→ GOAL: Your task is to repeat all of the material exactly.

(Extracted records)
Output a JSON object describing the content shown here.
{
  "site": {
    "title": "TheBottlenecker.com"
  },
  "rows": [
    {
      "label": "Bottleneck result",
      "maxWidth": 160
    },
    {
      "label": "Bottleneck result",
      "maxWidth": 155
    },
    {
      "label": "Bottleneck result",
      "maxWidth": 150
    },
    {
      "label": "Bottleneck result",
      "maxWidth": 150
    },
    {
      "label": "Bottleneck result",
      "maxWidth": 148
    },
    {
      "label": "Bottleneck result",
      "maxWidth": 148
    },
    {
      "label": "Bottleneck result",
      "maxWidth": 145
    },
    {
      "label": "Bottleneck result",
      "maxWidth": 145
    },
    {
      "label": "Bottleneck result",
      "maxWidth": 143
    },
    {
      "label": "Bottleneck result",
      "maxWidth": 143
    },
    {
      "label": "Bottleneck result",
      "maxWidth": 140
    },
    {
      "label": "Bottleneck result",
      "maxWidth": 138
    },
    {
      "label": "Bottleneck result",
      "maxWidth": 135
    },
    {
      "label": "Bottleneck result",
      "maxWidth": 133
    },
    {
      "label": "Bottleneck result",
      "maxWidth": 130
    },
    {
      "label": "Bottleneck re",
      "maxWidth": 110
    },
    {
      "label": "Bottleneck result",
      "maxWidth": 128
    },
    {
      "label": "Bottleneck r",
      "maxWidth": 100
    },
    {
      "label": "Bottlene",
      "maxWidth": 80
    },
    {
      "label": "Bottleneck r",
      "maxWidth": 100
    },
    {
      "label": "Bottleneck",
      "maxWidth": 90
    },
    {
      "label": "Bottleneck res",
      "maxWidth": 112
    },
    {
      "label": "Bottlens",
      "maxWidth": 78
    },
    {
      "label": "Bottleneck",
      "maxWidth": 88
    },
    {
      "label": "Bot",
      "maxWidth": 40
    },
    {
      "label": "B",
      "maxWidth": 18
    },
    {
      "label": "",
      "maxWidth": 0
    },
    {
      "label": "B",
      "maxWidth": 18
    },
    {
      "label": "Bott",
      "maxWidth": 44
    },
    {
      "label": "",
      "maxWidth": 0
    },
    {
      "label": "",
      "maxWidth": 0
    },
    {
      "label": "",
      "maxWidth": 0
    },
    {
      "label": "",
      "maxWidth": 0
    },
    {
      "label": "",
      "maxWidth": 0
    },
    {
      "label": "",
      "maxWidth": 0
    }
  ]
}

→ TASK RESPONSE:
Output a JSON object describing the content shown here.
{
  "site": {
    "title": "TheBottlenecker.com"
  },
  "rows": [
    {
      "label": "Bottleneck result",
      "maxWidth": 160
    },
    {
      "label": "Bottleneck result",
      "maxWidth": 155
    },
    {
      "label": "Bottleneck result",
      "maxWidth": 150
    },
    {
      "label": "Bottleneck result",
      "maxWidth": 150
    },
    {
      "label": "Bottleneck result",
      "maxWidth": 148
    },
    {
      "label": "Bottleneck result",
      "maxWidth": 148
    },
    {
      "label": "Bottleneck result",
      "maxWidth": 145
    },
    {
      "label": "Bottleneck result",
      "maxWidth": 145
    },
    {
      "label": "Bottleneck result",
      "maxWidth": 143
    },
    {
      "label": "Bottleneck result",
      "maxWidth": 143
    },
    {
      "label": "Bottleneck result",
      "maxWidth": 140
    },
    {
      "label": "Bottleneck result",
      "maxWidth": 138
    },
    {
      "label": "Bottleneck result",
      "maxWidth": 135
    },
    {
      "label": "Bottleneck result",
      "maxWidth": 133
    },
    {
      "label": "Bottleneck result",
      "maxWidth": 130
    },
    {
      "label": "Bottleneck re",
      "maxWidth": 110
    },
    {
      "label": "Bottleneck result",
      "maxWidth": 128
    },
    {
      "label": "Bottleneck r",
      "maxWidth": 100
    },
    {
      "label": "Bottlene",
      "maxWidth": 80
    },
    {
      "label": "Bottleneck r",
      "maxWidth": 100
    },
    {
      "label": "Bottleneck",
      "maxWidth": 90
    },
    {
      "label": "Bottleneck res",
      "maxWidth": 112
    },
    {
      "label": "Bottlens",
      "maxWidth": 78
    },
    {
      "label": "Bottleneck",
      "maxWidth": 88
    },
    {
      "label": "Bot",
      "maxWidth": 40
    },
    {
      "label": "B",
      "maxWidth": 18
    },
    {
      "label": "",
      "maxWidth": 0
    },
    {
      "label": "B",
      "maxWidth": 18
    },
    {
      "label": "Bott",
      "maxWidth": 44
    },
    {
      "label": "",
      "maxWidth": 0
    },
    {
      "label": "",
      "maxWidth": 0
    },
    {
      "label": "",
      "maxWidth": 0
    },
    {
      "label": "",
      "maxWidth": 0
    },
    {
      "label": "",
      "maxWidth": 0
    },
    {
      "label": "",
      "maxWidth": 0
    }
  ]
}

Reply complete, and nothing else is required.